Across the entries below, count the lines in which the word "once" occurs. Reply with the count alone.
------ Records ------
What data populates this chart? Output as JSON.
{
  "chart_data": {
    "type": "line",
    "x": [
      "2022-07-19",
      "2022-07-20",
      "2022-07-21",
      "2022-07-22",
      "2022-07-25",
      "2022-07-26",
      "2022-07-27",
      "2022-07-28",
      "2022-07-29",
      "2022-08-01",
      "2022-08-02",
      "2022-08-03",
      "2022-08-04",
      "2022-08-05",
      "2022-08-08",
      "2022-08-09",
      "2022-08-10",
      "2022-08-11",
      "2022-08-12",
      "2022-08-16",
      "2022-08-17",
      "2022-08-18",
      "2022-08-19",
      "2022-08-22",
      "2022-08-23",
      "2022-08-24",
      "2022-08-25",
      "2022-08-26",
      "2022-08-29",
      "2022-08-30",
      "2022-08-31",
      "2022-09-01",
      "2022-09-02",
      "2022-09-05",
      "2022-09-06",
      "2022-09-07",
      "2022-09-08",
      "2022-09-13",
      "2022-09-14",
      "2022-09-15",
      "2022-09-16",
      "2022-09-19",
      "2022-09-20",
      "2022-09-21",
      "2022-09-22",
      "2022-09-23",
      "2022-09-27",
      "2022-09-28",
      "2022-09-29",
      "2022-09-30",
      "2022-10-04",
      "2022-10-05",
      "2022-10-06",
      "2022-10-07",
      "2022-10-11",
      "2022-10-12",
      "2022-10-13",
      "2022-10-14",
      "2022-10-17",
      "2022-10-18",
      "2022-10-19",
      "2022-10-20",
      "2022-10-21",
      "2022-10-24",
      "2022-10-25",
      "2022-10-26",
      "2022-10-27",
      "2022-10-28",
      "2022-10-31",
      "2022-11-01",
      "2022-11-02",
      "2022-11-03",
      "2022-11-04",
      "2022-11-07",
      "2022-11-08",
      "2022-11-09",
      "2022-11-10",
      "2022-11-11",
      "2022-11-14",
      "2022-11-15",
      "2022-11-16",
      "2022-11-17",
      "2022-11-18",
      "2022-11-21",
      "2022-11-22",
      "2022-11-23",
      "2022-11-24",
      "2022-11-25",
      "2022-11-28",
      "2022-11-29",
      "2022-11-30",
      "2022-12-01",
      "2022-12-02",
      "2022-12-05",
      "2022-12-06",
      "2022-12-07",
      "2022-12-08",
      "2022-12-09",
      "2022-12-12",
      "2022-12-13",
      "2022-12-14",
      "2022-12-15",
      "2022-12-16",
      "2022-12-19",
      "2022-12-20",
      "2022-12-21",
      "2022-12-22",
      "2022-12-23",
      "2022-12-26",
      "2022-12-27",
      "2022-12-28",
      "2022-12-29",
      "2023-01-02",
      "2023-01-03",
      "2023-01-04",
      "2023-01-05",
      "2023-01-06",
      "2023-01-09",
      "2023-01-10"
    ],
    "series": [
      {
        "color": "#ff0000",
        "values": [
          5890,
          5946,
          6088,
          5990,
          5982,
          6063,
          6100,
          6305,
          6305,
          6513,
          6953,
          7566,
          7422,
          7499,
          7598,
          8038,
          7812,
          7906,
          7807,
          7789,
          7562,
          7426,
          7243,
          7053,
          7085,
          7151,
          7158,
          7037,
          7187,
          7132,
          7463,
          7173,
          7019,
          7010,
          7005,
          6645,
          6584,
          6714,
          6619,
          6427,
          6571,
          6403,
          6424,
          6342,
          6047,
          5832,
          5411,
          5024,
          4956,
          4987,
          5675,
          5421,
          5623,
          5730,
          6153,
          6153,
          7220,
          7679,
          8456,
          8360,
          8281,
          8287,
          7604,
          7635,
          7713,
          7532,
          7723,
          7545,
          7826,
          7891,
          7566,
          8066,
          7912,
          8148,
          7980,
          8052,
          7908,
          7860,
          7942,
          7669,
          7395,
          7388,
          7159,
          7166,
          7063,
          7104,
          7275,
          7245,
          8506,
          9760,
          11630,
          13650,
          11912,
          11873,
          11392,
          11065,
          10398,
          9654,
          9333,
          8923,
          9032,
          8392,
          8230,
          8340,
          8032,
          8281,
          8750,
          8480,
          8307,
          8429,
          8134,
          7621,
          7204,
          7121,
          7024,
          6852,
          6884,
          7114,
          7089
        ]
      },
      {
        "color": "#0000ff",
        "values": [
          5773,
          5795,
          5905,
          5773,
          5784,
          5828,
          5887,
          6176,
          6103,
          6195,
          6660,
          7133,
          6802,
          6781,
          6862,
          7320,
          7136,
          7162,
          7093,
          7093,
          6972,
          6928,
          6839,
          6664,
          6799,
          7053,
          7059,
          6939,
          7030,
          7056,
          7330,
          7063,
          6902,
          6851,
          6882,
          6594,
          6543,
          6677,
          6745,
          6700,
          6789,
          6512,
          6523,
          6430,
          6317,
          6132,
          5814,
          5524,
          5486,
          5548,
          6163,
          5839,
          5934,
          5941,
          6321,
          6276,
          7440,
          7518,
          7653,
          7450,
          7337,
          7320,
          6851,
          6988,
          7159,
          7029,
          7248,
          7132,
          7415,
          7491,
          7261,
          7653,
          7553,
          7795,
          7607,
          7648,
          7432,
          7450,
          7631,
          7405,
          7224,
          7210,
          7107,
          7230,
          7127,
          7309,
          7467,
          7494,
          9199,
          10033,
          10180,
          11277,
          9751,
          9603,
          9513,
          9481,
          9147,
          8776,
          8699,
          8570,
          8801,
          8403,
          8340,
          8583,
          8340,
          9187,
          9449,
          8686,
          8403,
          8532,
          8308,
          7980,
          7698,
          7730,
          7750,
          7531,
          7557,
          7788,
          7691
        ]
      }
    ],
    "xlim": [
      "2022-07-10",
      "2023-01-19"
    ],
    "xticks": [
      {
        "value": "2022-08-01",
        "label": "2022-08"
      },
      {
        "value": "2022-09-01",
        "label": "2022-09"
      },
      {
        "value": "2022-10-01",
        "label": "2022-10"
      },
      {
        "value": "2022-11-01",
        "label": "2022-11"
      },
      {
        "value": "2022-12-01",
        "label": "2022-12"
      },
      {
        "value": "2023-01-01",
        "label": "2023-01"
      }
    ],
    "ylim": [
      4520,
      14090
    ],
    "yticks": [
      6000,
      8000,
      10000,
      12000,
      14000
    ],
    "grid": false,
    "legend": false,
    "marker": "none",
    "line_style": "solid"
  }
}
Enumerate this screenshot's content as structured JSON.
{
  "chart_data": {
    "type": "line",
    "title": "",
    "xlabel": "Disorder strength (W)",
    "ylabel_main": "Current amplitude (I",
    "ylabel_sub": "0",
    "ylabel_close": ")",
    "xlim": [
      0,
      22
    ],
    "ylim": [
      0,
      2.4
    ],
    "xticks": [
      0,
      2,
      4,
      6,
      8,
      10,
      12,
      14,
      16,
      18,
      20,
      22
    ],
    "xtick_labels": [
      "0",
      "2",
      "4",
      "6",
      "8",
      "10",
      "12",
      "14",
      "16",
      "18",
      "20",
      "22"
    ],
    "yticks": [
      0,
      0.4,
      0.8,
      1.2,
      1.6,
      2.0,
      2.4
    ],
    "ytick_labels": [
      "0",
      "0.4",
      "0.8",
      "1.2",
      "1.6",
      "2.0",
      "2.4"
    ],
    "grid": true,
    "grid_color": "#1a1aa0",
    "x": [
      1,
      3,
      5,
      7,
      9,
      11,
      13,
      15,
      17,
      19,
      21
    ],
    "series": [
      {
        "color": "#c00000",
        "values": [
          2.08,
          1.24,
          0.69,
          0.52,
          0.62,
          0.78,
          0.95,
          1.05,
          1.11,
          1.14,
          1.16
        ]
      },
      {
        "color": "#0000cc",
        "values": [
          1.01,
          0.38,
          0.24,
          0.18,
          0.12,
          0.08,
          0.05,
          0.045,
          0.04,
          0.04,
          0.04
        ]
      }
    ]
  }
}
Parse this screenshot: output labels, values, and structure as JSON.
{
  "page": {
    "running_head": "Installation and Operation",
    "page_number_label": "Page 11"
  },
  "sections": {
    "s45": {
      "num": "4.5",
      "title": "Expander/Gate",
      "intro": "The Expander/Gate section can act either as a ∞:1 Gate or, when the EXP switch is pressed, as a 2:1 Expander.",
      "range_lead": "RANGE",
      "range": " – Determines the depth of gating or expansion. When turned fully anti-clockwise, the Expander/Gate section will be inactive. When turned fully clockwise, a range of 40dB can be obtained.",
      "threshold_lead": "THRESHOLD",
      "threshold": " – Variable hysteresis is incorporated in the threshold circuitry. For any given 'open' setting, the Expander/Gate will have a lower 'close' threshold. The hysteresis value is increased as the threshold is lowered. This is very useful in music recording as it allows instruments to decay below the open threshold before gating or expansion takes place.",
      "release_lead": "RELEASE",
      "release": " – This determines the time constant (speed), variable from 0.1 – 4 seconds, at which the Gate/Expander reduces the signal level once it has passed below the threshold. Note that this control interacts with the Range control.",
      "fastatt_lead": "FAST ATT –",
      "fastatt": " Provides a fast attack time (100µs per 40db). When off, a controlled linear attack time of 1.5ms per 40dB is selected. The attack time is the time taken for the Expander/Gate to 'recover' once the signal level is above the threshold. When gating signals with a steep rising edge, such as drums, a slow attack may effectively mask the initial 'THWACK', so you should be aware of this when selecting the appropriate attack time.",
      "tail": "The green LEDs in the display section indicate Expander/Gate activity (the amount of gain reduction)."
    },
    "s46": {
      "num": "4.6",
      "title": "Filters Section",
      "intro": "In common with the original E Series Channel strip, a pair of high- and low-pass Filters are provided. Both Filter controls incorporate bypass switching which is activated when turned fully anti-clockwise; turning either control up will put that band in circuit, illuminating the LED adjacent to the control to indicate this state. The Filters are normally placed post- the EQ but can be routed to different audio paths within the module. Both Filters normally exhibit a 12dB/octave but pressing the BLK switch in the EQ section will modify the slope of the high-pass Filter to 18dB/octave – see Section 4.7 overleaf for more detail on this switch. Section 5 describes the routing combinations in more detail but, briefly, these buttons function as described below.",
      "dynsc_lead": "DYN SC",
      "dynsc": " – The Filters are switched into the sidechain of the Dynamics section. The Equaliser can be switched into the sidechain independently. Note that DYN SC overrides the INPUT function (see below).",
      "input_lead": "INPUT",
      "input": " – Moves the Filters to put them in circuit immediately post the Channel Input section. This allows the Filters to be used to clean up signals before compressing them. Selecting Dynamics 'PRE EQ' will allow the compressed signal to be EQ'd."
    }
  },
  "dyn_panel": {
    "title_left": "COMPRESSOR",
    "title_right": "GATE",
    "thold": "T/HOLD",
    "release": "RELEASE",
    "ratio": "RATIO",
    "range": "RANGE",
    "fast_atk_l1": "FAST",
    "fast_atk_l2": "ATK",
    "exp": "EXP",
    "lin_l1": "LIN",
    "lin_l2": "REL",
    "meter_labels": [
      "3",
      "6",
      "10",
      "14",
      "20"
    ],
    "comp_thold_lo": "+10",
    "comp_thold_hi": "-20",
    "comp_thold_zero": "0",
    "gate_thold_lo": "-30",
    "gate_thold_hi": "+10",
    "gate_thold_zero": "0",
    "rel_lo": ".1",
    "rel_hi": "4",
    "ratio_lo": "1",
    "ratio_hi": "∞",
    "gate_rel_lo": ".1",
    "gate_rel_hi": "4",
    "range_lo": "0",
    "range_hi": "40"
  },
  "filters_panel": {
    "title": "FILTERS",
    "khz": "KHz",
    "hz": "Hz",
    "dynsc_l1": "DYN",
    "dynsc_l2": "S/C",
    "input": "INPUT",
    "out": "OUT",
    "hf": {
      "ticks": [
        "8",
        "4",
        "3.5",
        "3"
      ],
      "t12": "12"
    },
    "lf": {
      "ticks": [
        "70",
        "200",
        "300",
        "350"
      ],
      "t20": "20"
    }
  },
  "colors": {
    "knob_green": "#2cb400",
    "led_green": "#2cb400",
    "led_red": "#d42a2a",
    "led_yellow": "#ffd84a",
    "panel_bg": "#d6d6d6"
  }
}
------
● Correct result: 2